◆ Problem requirements
Make an exact copy of the entries below.

——————

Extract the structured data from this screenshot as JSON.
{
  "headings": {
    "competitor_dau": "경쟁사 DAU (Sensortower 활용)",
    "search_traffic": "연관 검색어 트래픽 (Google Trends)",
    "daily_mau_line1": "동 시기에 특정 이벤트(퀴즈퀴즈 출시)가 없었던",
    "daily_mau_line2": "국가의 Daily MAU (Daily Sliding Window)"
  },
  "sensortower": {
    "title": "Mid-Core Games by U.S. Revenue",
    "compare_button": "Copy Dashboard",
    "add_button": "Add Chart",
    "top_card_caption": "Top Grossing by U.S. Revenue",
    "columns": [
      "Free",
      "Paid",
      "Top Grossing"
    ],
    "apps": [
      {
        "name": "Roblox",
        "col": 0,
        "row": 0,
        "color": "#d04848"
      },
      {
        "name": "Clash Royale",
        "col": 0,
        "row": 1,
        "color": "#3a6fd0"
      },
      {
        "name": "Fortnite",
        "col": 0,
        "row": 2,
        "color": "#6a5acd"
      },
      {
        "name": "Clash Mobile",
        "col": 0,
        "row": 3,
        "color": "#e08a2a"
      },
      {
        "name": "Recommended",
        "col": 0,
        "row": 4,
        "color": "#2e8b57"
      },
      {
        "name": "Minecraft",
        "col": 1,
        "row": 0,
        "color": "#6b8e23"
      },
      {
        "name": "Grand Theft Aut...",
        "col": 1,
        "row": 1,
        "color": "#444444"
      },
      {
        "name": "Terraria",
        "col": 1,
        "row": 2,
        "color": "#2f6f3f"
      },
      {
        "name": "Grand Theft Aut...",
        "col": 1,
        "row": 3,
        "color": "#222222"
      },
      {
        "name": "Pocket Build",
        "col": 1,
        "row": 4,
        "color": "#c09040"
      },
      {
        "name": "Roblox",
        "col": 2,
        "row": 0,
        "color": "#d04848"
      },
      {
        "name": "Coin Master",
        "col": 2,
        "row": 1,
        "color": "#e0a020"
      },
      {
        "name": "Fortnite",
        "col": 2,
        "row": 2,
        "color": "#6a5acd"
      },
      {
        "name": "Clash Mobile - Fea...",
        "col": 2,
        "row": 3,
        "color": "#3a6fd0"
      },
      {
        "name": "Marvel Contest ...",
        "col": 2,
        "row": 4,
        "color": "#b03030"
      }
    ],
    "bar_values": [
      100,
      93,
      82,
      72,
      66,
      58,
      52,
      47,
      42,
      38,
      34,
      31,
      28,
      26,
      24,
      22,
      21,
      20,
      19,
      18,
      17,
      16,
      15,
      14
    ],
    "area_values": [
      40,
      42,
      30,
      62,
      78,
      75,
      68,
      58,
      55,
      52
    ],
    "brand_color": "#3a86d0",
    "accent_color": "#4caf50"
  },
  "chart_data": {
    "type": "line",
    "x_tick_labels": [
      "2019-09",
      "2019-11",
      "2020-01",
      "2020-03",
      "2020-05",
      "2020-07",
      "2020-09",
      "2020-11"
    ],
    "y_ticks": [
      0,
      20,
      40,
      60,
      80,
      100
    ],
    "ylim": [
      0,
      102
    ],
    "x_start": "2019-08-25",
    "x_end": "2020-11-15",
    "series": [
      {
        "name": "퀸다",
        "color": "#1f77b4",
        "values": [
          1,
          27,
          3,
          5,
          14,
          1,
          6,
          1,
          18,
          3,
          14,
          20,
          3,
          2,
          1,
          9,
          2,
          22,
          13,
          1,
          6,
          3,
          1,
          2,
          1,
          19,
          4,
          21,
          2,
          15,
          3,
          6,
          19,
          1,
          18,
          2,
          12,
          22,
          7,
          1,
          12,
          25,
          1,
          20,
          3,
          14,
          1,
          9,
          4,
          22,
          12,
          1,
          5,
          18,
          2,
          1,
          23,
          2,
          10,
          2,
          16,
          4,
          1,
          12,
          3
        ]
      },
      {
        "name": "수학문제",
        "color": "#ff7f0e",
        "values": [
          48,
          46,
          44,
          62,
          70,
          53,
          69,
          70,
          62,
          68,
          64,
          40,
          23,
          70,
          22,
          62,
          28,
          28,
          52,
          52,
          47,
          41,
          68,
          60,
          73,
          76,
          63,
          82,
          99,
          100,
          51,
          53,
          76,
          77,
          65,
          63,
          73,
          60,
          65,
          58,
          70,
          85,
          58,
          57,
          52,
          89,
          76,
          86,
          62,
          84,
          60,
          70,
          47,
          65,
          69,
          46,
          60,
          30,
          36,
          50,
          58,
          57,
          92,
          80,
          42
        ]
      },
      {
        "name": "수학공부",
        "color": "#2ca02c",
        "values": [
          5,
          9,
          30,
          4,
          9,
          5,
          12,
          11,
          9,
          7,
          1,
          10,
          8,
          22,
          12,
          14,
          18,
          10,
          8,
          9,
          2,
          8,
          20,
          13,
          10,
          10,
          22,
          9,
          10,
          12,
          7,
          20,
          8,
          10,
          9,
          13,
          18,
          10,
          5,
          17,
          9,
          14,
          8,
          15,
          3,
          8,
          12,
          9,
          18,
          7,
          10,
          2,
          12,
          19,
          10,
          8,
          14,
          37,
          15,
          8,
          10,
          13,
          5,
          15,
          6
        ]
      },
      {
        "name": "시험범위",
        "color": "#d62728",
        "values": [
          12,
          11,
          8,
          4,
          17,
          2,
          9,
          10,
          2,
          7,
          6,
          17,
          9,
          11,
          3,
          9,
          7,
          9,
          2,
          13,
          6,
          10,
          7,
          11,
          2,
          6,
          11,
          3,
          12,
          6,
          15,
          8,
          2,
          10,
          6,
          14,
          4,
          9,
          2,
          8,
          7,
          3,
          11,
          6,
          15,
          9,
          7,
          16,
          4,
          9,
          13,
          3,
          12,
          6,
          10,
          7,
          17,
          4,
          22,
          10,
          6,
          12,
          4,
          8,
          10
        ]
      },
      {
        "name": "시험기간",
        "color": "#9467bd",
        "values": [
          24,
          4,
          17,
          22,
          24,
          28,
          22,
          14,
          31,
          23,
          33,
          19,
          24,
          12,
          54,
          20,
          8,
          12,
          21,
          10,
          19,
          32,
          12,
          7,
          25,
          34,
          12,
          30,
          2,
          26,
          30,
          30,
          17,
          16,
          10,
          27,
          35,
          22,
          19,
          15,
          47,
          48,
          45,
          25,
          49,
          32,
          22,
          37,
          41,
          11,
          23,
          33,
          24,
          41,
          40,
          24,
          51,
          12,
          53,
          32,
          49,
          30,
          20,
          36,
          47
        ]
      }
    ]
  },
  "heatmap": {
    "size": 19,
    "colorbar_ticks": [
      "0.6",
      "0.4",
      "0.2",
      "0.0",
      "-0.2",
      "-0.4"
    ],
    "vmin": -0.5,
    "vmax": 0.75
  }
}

——————

◆ Exercise solution
Extract the structured data from this screenshot as JSON.
{
  "headings": {
    "competitor_dau": "경쟁사 DAU (Sensortower 활용)",
    "search_traffic": "연관 검색어 트래픽 (Google Trends)",
    "daily_mau_line1": "동 시기에 특정 이벤트(퀴즈퀴즈 출시)가 없었던",
    "daily_mau_line2": "국가의 Daily MAU (Daily Sliding Window)"
  },
  "sensortower": {
    "title": "Mid-Core Games by U.S. Revenue",
    "compare_button": "Copy Dashboard",
    "add_button": "Add Chart",
    "top_card_caption": "Top Grossing by U.S. Revenue",
    "columns": [
      "Free",
      "Paid",
      "Top Grossing"
    ],
    "apps": [
      {
        "name": "Roblox",
        "col": 0,
        "row": 0,
        "color": "#d04848"
      },
      {
        "name": "Clash Royale",
        "col": 0,
        "row": 1,
        "color": "#3a6fd0"
      },
      {
        "name": "Fortnite",
        "col": 0,
        "row": 2,
        "color": "#6a5acd"
      },
      {
        "name": "Clash Mobile",
        "col": 0,
        "row": 3,
        "color": "#e08a2a"
      },
      {
        "name": "Recommended",
        "col": 0,
        "row": 4,
        "color": "#2e8b57"
      },
      {
        "name": "Minecraft",
        "col": 1,
        "row": 0,
        "color": "#6b8e23"
      },
      {
        "name": "Grand Theft Aut...",
        "col": 1,
        "row": 1,
        "color": "#444444"
      },
      {
        "name": "Terraria",
        "col": 1,
        "row": 2,
        "color": "#2f6f3f"
      },
      {
        "name": "Grand Theft Aut...",
        "col": 1,
        "row": 3,
        "color": "#222222"
      },
      {
        "name": "Pocket Build",
        "col": 1,
        "row": 4,
        "color": "#c09040"
      },
      {
        "name": "Roblox",
        "col": 2,
        "row": 0,
        "color": "#d04848"
      },
      {
        "name": "Coin Master",
        "col": 2,
        "row": 1,
        "color": "#e0a020"
      },
      {
        "name": "Fortnite",
        "col": 2,
        "row": 2,
        "color": "#6a5acd"
      },
      {
        "name": "Clash Mobile - Fea...",
        "col": 2,
        "row": 3,
        "color": "#3a6fd0"
      },
      {
        "name": "Marvel Contest ...",
        "col": 2,
        "row": 4,
        "color": "#b03030"
      }
    ],
    "bar_values": [
      100,
      93,
      82,
      72,
      66,
      58,
      52,
      47,
      42,
      38,
      34,
      31,
      28,
      26,
      24,
      22,
      21,
      20,
      19,
      18,
      17,
      16,
      15,
      14
    ],
    "area_values": [
      40,
      42,
      30,
      62,
      78,
      75,
      68,
      58,
      55,
      52
    ],
    "brand_color": "#3a86d0",
    "accent_color": "#4caf50"
  },
  "chart_data": {
    "type": "line",
    "x_tick_labels": [
      "2019-09",
      "2019-11",
      "2020-01",
      "2020-03",
      "2020-05",
      "2020-07",
      "2020-09",
      "2020-11"
    ],
    "y_ticks": [
      0,
      20,
      40,
      60,
      80,
      100
    ],
    "ylim": [
      0,
      102
    ],
    "x_start": "2019-08-25",
    "x_end": "2020-11-15",
    "series": [
      {
        "name": "퀸다",
        "color": "#1f77b4",
        "values": [
          1,
          27,
          3,
          5,
          14,
          1,
          6,
          1,
          18,
          3,
          14,
          20,
          3,
          2,
          1,
          9,
          2,
          22,
          13,
          1,
          6,
          3,
          1,
          2,
          1,
          19,
          4,
          21,
          2,
          15,
          3,
          6,
          19,
          1,
          18,
          2,
          12,
          22,
          7,
          1,
          12,
          25,
          1,
          20,
          3,
          14,
          1,
          9,
          4,
          22,
          12,
          1,
          5,
          18,
          2,
          1,
          23,
          2,
          10,
          2,
          16,
          4,
          1,
          12,
          3
        ]
      },
      {
        "name": "수학문제",
        "color": "#ff7f0e",
        "values": [
          48,
          46,
          44,
          62,
          70,
          53,
          69,
          70,
          62,
          68,
          64,
          40,
          23,
          70,
          22,
          62,
          28,
          28,
          52,
          52,
          47,
          41,
          68,
          60,
          73,
          76,
          63,
          82,
          99,
          100,
          51,
          53,
          76,
          77,
          65,
          63,
          73,
          60,
          65,
          58,
          70,
          85,
          58,
          57,
          52,
          89,
          76,
          86,
          62,
          84,
          60,
          70,
          47,
          65,
          69,
          46,
          60,
          30,
          36,
          50,
          58,
          57,
          92,
          80,
          42
        ]
      },
      {
        "name": "수학공부",
        "color": "#2ca02c",
        "values": [
          5,
          9,
          30,
          4,
          9,
          5,
          12,
          11,
          9,
          7,
          1,
          10,
          8,
          22,
          12,
          14,
          18,
          10,
          8,
          9,
          2,
          8,
          20,
          13,
          10,
          10,
          22,
          9,
          10,
          12,
          7,
          20,
          8,
          10,
          9,
          13,
          18,
          10,
          5,
          17,
          9,
          14,
          8,
          15,
          3,
          8,
          12,
          9,
          18,
          7,
          10,
          2,
          12,
          19,
          10,
          8,
          14,
          37,
          15,
          8,
          10,
          13,
          5,
          15,
          6
        ]
      },
      {
        "name": "시험범위",
        "color": "#d62728",
        "values": [
          12,
          11,
          8,
          4,
          17,
          2,
          9,
          10,
          2,
          7,
          6,
          17,
          9,
          11,
          3,
          9,
          7,
          9,
          2,
          13,
          6,
          10,
          7,
          11,
          2,
          6,
          11,
          3,
          12,
          6,
          15,
          8,
          2,
          10,
          6,
          14,
          4,
          9,
          2,
          8,
          7,
          3,
          11,
          6,
          15,
          9,
          7,
          16,
          4,
          9,
          13,
          3,
          12,
          6,
          10,
          7,
          17,
          4,
          22,
          10,
          6,
          12,
          4,
          8,
          10
        ]
      },
      {
        "name": "시험기간",
        "color": "#9467bd",
        "values": [
          24,
          4,
          17,
          22,
          24,
          28,
          22,
          14,
          31,
          23,
          33,
          19,
          24,
          12,
          54,
          20,
          8,
          12,
          21,
          10,
          19,
          32,
          12,
          7,
          25,
          34,
          12,
          30,
          2,
          26,
          30,
          30,
          17,
          16,
          10,
          27,
          35,
          22,
          19,
          15,
          47,
          48,
          45,
          25,
          49,
          32,
          22,
          37,
          41,
          11,
          23,
          33,
          24,
          41,
          40,
          24,
          51,
          12,
          53,
          32,
          49,
          30,
          20,
          36,
          47
        ]
      }
    ]
  },
  "heatmap": {
    "size": 19,
    "colorbar_ticks": [
      "0.6",
      "0.4",
      "0.2",
      "0.0",
      "-0.2",
      "-0.4"
    ],
    "vmin": -0.5,
    "vmax": 0.75
  }
}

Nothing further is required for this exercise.